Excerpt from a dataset
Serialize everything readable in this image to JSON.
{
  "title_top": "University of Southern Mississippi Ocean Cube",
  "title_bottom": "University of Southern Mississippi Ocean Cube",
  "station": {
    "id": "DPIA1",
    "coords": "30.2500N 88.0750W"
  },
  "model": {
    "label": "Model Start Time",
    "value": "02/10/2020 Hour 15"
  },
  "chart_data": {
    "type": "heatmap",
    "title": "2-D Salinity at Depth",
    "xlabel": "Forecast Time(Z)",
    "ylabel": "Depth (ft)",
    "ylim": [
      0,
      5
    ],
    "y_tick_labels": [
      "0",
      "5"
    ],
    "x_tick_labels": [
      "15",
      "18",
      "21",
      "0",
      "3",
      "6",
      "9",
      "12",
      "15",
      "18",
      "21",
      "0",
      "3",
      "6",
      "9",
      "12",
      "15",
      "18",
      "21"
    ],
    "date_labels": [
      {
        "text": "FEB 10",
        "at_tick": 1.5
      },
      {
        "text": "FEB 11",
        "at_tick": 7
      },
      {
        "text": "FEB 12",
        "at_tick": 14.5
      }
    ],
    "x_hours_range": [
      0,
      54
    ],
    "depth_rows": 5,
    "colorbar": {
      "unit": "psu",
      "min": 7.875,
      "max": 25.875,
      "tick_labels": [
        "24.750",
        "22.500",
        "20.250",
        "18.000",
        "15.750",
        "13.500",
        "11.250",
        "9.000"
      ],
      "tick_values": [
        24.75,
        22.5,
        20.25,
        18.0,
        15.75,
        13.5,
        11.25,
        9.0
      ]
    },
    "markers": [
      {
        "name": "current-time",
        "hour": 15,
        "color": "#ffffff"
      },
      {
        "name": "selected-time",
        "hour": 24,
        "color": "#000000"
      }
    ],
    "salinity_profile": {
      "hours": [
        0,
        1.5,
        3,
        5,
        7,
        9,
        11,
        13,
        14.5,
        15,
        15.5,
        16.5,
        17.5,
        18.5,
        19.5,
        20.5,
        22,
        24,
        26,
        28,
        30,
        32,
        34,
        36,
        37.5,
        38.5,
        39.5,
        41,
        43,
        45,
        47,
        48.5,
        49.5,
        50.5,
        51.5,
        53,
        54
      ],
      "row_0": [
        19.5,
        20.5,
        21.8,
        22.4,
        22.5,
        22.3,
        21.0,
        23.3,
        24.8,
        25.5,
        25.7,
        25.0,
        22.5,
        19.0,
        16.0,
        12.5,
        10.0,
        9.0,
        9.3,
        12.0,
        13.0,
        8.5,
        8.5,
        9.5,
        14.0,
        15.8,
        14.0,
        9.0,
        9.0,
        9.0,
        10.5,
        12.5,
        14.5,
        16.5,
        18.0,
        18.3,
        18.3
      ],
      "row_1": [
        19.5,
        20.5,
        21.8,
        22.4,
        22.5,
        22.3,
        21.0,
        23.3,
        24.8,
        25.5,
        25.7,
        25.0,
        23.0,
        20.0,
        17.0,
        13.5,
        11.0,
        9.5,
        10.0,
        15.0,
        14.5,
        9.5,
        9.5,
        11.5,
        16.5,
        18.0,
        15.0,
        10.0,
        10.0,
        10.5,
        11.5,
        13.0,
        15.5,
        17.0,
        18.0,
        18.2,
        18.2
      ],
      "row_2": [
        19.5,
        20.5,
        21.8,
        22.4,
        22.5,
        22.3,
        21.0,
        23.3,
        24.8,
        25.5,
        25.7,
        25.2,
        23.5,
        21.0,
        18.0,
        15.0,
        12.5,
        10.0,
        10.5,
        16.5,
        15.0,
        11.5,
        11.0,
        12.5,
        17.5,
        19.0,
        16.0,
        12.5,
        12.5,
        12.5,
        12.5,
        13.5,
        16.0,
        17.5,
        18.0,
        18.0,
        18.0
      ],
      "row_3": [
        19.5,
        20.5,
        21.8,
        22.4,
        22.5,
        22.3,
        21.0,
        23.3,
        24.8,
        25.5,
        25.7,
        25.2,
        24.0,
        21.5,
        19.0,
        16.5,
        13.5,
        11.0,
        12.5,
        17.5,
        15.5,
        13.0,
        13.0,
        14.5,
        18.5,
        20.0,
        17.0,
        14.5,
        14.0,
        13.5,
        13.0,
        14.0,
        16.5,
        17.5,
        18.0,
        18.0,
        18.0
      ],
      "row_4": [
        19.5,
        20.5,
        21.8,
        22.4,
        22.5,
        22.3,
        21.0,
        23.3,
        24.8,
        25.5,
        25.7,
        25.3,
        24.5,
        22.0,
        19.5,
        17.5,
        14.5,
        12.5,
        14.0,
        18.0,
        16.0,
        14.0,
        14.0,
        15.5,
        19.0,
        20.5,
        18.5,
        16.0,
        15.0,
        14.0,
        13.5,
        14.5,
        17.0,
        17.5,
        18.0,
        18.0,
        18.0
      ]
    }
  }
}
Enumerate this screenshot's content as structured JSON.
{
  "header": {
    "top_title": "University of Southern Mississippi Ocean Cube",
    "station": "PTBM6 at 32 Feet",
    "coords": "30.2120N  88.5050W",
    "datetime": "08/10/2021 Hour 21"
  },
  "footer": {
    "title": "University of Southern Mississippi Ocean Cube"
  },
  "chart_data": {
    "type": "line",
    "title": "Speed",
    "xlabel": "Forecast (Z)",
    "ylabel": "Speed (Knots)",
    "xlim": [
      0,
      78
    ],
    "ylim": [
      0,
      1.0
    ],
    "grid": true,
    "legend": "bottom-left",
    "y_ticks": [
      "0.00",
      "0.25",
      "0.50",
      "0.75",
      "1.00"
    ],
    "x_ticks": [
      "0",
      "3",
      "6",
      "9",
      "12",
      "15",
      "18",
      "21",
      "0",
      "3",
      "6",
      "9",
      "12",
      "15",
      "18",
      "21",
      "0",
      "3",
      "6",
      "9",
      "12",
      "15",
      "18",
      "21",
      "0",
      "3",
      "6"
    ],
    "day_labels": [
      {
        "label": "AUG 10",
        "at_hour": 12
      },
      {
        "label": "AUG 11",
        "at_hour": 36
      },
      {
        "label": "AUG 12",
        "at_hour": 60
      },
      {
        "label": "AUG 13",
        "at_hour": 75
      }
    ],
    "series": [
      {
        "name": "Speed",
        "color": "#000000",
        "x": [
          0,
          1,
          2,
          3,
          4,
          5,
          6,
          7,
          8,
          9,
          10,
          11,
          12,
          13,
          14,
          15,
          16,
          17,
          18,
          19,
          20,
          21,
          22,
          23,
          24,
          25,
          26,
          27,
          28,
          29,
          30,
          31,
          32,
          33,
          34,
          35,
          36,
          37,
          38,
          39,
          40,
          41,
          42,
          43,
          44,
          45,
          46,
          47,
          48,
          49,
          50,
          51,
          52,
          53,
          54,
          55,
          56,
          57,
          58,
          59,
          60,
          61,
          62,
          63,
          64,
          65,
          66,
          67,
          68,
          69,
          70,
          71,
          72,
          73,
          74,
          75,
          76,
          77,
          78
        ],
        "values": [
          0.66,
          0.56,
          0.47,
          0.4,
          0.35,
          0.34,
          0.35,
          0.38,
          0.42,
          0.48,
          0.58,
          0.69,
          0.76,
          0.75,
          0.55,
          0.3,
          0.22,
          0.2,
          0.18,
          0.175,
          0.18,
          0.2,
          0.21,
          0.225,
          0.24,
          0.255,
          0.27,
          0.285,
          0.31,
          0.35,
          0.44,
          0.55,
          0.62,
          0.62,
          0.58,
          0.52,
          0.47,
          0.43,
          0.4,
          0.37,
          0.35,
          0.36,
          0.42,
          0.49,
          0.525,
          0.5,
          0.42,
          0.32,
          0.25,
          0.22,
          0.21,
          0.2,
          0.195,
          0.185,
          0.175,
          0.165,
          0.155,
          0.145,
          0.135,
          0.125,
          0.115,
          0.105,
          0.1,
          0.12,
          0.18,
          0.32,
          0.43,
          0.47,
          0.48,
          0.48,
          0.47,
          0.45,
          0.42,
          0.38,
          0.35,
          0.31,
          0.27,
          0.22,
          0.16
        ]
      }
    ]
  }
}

▶ **The task**
Copy whichever lines in the listing above contain the word "Forecast".

▶ **Response for this exercise**
    "xlabel": "Forecast Time(Z)",
    "xlabel": "Forecast (Z)",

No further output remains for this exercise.